* [What you need to do]: Find how many lines contain "contrast" and state only that number.

* [Material provided]:
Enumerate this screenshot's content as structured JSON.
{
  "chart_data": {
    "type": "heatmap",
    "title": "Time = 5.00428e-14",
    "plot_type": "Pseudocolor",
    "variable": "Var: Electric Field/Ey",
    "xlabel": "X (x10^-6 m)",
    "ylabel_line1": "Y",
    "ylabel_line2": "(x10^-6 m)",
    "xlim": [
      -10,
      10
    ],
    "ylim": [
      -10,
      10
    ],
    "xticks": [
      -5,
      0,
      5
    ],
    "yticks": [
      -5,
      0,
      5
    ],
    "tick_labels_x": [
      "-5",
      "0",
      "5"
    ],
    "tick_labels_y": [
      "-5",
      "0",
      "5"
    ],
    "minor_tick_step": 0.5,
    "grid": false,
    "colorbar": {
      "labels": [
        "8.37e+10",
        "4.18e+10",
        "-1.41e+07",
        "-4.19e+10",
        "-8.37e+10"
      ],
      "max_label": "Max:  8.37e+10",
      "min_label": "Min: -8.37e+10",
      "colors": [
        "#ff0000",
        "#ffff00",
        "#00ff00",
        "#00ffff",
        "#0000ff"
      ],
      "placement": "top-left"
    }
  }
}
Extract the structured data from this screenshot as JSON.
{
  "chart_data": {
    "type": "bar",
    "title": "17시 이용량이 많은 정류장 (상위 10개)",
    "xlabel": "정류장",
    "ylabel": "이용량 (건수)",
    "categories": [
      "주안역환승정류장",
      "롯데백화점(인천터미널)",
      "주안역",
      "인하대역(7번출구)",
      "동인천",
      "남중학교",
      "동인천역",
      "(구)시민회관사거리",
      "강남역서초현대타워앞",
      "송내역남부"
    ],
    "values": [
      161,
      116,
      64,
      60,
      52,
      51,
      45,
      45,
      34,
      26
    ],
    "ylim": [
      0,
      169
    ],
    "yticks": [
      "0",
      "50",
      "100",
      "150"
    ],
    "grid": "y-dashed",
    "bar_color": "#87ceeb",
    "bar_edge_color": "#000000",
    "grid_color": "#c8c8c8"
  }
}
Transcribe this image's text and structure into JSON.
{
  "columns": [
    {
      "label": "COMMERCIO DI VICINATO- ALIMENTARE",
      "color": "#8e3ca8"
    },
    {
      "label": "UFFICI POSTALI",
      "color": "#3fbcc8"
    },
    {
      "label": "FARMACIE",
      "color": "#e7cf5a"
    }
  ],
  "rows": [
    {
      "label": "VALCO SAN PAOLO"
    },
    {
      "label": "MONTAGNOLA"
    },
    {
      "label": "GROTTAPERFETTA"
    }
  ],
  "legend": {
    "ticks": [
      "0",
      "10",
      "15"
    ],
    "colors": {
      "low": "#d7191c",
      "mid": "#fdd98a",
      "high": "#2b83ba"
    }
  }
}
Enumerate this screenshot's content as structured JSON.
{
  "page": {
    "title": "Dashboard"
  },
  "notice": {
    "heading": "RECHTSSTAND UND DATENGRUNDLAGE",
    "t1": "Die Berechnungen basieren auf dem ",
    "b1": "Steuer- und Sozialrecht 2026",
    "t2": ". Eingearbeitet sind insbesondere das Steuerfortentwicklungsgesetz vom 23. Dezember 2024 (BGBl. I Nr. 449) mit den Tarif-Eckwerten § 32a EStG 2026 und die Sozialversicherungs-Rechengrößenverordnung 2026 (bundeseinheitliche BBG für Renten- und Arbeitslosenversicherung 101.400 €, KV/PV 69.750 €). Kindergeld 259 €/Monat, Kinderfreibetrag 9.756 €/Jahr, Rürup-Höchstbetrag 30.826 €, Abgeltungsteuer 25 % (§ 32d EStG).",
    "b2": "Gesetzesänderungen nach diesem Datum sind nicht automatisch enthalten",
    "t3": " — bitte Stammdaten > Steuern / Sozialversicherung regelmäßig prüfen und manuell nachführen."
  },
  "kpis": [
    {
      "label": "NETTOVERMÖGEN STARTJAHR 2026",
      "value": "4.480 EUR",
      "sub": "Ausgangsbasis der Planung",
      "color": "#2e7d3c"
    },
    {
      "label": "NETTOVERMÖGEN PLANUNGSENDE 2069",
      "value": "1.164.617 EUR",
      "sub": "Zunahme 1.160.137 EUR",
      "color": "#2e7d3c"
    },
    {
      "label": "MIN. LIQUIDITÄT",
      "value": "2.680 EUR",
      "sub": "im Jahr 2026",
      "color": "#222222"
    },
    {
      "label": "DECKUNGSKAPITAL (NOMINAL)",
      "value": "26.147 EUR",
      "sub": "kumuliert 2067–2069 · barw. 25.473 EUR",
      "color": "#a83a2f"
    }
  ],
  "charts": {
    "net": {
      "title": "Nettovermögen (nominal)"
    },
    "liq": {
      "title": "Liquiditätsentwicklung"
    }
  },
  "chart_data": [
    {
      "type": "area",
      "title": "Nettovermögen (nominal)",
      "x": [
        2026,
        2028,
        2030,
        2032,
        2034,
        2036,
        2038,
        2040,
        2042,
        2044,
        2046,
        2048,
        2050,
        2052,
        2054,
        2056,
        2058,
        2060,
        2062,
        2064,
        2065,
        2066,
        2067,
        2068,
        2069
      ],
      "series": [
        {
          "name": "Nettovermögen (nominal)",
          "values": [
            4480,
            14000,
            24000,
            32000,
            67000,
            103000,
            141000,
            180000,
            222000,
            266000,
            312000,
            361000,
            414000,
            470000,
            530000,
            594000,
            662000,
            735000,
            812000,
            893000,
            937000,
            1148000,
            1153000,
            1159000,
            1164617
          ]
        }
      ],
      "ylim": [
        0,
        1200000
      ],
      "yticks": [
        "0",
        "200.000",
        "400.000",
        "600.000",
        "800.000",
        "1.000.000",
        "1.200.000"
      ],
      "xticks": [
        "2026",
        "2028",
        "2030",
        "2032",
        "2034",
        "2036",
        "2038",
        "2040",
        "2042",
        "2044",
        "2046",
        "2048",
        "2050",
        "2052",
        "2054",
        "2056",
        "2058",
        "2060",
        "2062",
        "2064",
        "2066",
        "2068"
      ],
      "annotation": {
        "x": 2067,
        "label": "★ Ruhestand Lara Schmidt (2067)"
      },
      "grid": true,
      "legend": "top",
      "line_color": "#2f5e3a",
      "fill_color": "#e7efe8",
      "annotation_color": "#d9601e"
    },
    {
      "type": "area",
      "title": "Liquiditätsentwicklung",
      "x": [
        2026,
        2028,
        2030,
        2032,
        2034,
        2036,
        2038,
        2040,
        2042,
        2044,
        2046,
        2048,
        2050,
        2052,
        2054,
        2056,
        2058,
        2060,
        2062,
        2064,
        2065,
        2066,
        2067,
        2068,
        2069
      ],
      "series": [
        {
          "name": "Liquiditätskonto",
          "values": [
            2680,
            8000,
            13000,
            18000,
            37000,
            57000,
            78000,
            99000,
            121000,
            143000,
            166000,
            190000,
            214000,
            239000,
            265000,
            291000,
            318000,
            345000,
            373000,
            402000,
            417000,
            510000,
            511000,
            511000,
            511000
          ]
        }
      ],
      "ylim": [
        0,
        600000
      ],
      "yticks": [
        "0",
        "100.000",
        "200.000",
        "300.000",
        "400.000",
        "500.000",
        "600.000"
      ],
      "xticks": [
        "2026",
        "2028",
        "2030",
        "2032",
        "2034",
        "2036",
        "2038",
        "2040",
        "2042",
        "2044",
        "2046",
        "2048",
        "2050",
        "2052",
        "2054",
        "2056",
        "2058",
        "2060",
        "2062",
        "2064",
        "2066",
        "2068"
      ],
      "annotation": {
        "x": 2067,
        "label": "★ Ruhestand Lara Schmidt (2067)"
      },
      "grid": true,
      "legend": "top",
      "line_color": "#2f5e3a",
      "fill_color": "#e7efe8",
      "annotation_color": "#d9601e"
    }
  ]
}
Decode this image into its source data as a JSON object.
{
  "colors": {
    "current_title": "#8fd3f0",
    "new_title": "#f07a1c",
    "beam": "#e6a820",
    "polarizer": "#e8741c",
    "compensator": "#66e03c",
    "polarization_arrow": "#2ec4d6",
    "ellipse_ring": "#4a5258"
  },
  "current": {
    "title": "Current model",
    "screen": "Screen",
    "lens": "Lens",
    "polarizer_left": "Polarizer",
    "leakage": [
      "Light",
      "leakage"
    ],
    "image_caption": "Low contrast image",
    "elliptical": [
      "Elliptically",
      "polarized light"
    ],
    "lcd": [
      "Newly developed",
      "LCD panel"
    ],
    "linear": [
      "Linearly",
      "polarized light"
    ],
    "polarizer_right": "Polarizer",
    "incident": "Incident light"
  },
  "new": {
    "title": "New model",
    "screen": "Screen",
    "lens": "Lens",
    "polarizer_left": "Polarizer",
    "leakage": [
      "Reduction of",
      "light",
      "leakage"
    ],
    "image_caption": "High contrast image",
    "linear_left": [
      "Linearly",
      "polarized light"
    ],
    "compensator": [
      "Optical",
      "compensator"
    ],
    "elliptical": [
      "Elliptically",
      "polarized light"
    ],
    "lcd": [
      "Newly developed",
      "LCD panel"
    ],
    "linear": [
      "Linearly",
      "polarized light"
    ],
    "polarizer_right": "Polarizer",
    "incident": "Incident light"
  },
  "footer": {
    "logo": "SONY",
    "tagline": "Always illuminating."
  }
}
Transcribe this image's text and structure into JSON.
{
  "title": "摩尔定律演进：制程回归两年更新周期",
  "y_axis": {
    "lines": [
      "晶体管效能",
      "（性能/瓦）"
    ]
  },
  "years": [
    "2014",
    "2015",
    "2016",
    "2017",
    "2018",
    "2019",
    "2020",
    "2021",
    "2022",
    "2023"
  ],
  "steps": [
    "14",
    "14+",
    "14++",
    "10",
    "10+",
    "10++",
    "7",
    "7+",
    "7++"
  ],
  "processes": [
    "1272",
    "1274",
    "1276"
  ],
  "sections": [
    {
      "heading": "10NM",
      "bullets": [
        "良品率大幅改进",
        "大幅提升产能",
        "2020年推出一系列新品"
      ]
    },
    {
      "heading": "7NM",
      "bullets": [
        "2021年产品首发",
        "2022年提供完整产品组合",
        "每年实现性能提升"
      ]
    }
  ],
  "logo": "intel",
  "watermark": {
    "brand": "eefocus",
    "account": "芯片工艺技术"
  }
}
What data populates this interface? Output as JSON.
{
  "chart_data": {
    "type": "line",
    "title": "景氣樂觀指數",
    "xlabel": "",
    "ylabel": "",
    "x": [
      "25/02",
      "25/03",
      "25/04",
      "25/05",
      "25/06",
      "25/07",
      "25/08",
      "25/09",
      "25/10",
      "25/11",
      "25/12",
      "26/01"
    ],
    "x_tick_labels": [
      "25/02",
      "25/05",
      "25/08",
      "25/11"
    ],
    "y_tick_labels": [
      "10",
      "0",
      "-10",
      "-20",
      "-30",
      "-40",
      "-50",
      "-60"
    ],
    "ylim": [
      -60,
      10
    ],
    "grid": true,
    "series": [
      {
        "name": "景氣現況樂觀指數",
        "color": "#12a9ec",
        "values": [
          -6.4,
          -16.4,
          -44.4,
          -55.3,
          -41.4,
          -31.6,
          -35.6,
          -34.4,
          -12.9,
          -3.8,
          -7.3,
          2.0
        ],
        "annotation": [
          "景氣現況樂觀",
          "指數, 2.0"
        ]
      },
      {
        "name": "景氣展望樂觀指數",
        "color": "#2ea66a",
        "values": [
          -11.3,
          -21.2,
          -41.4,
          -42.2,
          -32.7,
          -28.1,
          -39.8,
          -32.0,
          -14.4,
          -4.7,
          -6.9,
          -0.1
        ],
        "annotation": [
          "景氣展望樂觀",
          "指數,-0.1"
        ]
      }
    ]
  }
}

* [Output of the exercise]: 2